(Saved entries)
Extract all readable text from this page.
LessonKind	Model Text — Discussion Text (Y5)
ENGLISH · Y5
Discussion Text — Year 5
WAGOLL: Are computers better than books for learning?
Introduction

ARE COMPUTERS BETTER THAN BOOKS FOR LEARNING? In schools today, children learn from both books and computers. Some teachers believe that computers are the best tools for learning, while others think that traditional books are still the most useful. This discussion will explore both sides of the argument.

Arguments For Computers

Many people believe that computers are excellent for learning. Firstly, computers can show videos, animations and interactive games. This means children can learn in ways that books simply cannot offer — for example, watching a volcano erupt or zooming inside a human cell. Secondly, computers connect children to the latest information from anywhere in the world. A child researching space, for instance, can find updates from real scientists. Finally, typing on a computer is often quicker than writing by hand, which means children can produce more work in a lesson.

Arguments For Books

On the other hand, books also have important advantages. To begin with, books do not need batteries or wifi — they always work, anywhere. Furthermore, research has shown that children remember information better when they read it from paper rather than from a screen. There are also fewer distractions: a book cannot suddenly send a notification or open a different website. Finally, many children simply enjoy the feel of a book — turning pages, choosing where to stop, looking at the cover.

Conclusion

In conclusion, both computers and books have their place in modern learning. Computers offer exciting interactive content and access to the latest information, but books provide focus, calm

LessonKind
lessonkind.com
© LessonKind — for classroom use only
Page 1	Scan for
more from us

What this task involves: From the listing above, copy every line that holds the string "cannot".

Task solution:
Many people believe that computers are excellent for learning. Firstly, computers can show videos, animations and interactive games. This means children can learn in ways that books simply cannot offer — for example, watching a volcano erupt or zooming inside a human cell. Secondly, computers connect children to the latest information from anywhere in the world. A child researching space, for instance, can find updates from real scientists. Finally, typing on a computer is often quicker than writing by hand, which means children can produce more work in a lesson.
On the other hand, books also have important advantages. To begin with, books do not need batteries or wifi — they always work, anywhere. Furthermore, research has shown that children remember information better when they read it from paper rather than from a screen. There are also fewer distractions: a book cannot suddenly send a notification or open a different website. Finally, many children simply enjoy the feel of a book — turning pages, choosing where to stop, looking at the cover.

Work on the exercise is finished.